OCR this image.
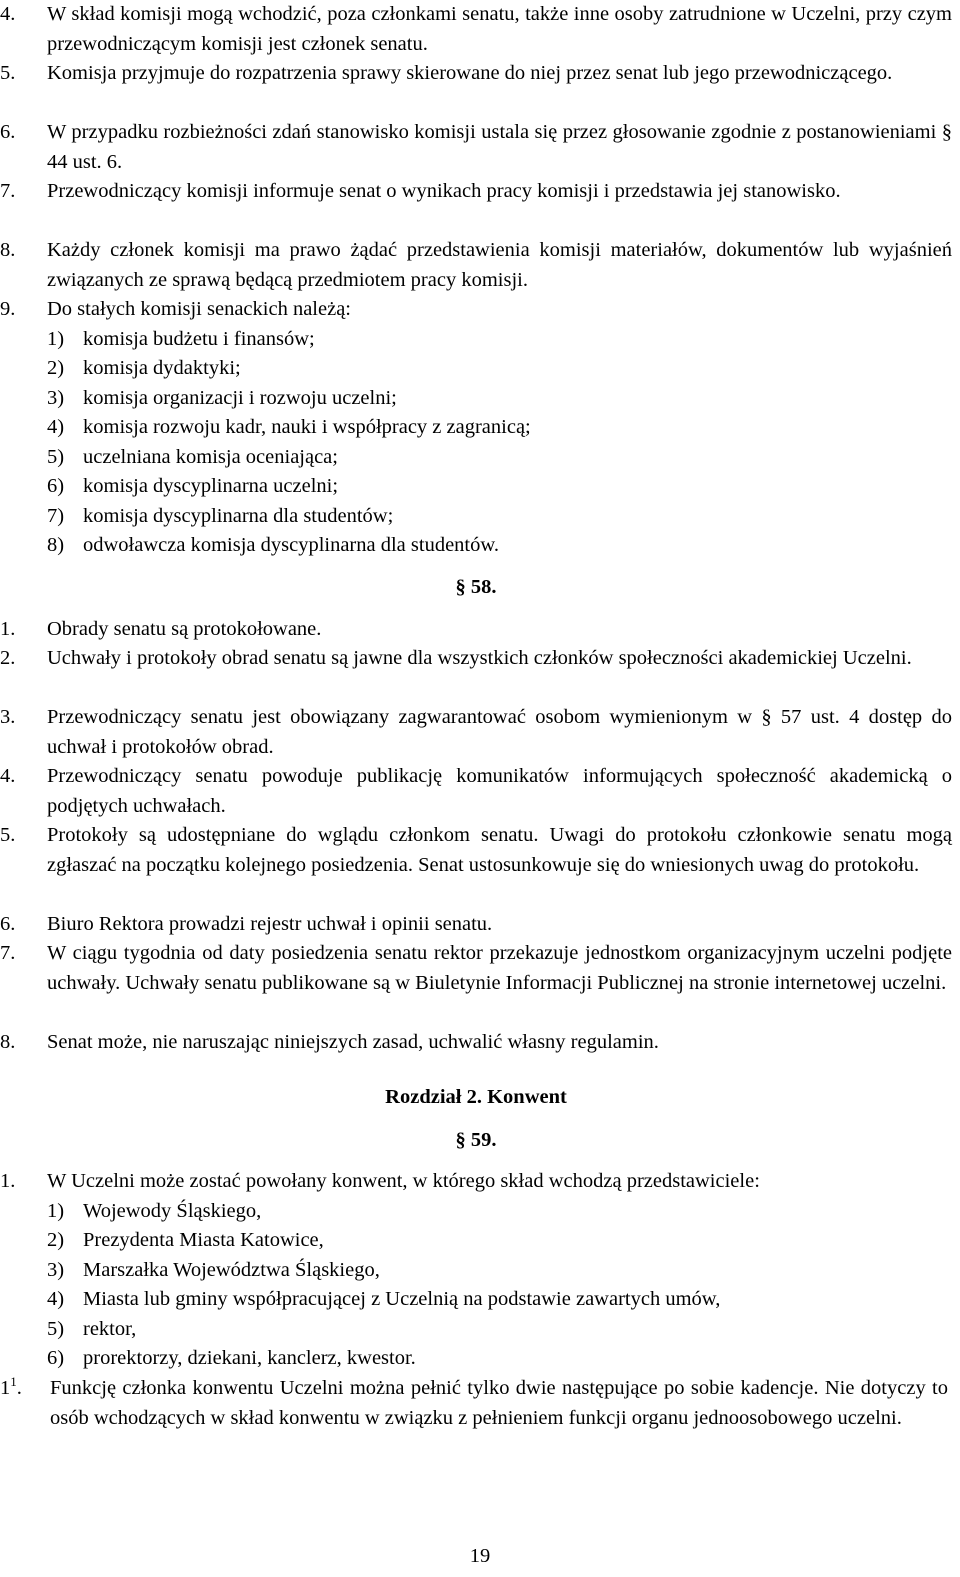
4.	W skład komisji mogą wchodzić, poza członkami senatu, także inne osoby zatrudnione w Uczelni, przy czym przewodniczącym komisji jest członek senatu.
5.	Komisja przyjmuje do rozpatrzenia sprawy skierowane do niej przez senat lub jego przewodniczącego.
6.	W przypadku rozbieżności zdań stanowisko komisji ustala się przez głosowanie zgodnie z postanowieniami § 44 ust. 6.
7.	Przewodniczący komisji informuje senat o wynikach pracy komisji i przedstawia jej stanowisko.
8.	Każdy członek komisji ma prawo żądać przedstawienia komisji materiałów, dokumentów lub wyjaśnień związanych ze sprawą będącą przedmiotem pracy komisji.
9.	Do stałych komisji senackich należą:
1) komisja budżetu i finansów;
2) komisja dydaktyki;
3) komisja organizacji i rozwoju uczelni;
4) komisja rozwoju kadr, nauki i współpracy z zagranicą;
5) uczelniana komisja oceniająca;
6) komisja dyscyplinarna uczelni;
7) komisja dyscyplinarna dla studentów;
8) odwoławcza komisja dyscyplinarna dla studentów.
§ 58.
1.	Obrady senatu są protokołowane.
2.	Uchwały i protokoły obrad senatu są jawne dla wszystkich członków społeczności akademickiej Uczelni.
3.	Przewodniczący senatu jest obowiązany zagwarantować osobom wymienionym w § 57 ust. 4 dostęp do uchwał i protokołów obrad.
4.	Przewodniczący senatu powoduje publikację komunikatów informujących społeczność akademicką o podjętych uchwałach.
5.	Protokoły są udostępniane do wglądu członkom senatu. Uwagi do protokołu członkowie senatu mogą zgłaszać na początku kolejnego posiedzenia. Senat ustosunkowuje się do wniesionych uwag do protokołu.
6.	Biuro Rektora prowadzi rejestr uchwał i opinii senatu.
7.	W ciągu tygodnia od daty posiedzenia senatu rektor przekazuje jednostkom organizacyjnym uczelni podjęte uchwały. Uchwały senatu publikowane są w Biuletynie Informacji Publicznej na stronie internetowej uczelni.
8.	Senat może, nie naruszając niniejszych zasad, uchwalić własny regulamin.
Rozdział 2. Konwent
§ 59.
1.	W Uczelni może zostać powołany konwent, w którego skład wchodzą przedstawiciele:
1) Wojewody Śląskiego,
2) Prezydenta Miasta Katowice,
3) Marszałka Województwa Śląskiego,
4) Miasta lub gminy współpracującej z Uczelnią na podstawie zawartych umów,
5) rektor,
6) prorektorzy, dziekani, kanclerz, kwestor.
$1^1$.	Funkcję członka konwentu Uczelni można pełnić tylko dwie następujące po sobie kadencje. Nie dotyczy to osób wchodzących w skład konwentu w związku z pełnieniem funkcji organu jednoosobowego uczelni.
19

────

Repeat the records word for word. Any picture in them should be left out.

* _Solution for this problem_
OCR this image.
4.	W skład komisji mogą wchodzić, poza członkami senatu, także inne osoby zatrudnione w Uczelni, przy czym przewodniczącym komisji jest członek senatu.
5.	Komisja przyjmuje do rozpatrzenia sprawy skierowane do niej przez senat lub jego przewodniczącego.
6.	W przypadku rozbieżności zdań stanowisko komisji ustala się przez głosowanie zgodnie z postanowieniami § 44 ust. 6.
7.	Przewodniczący komisji informuje senat o wynikach pracy komisji i przedstawia jej stanowisko.
8.	Każdy członek komisji ma prawo żądać przedstawienia komisji materiałów, dokumentów lub wyjaśnień związanych ze sprawą będącą przedmiotem pracy komisji.
9.	Do stałych komisji senackich należą:
1) komisja budżetu i finansów;
2) komisja dydaktyki;
3) komisja organizacji i rozwoju uczelni;
4) komisja rozwoju kadr, nauki i współpracy z zagranicą;
5) uczelniana komisja oceniająca;
6) komisja dyscyplinarna uczelni;
7) komisja dyscyplinarna dla studentów;
8) odwoławcza komisja dyscyplinarna dla studentów.
§ 58.
1.	Obrady senatu są protokołowane.
2.	Uchwały i protokoły obrad senatu są jawne dla wszystkich członków społeczności akademickiej Uczelni.
3.	Przewodniczący senatu jest obowiązany zagwarantować osobom wymienionym w § 57 ust. 4 dostęp do uchwał i protokołów obrad.
4.	Przewodniczący senatu powoduje publikację komunikatów informujących społeczność akademicką o podjętych uchwałach.
5.	Protokoły są udostępniane do wglądu członkom senatu. Uwagi do protokołu członkowie senatu mogą zgłaszać na początku kolejnego posiedzenia. Senat ustosunkowuje się do wniesionych uwag do protokołu.
6.	Biuro Rektora prowadzi rejestr uchwał i opinii senatu.
7.	W ciągu tygodnia od daty posiedzenia senatu rektor przekazuje jednostkom organizacyjnym uczelni podjęte uchwały. Uchwały senatu publikowane są w Biuletynie Informacji Publicznej na stronie internetowej uczelni.
8.	Senat może, nie naruszając niniejszych zasad, uchwalić własny regulamin.
Rozdział 2. Konwent
§ 59.
1.	W Uczelni może zostać powołany konwent, w którego skład wchodzą przedstawiciele:
1) Wojewody Śląskiego,
2) Prezydenta Miasta Katowice,
3) Marszałka Województwa Śląskiego,
4) Miasta lub gminy współpracującej z Uczelnią na podstawie zawartych umów,
5) rektor,
6) prorektorzy, dziekani, kanclerz, kwestor.
$1^1$.	Funkcję członka konwentu Uczelni można pełnić tylko dwie następujące po sobie kadencje. Nie dotyczy to osób wchodzących w skład konwentu w związku z pełnieniem funkcji organu jednoosobowego uczelni.
19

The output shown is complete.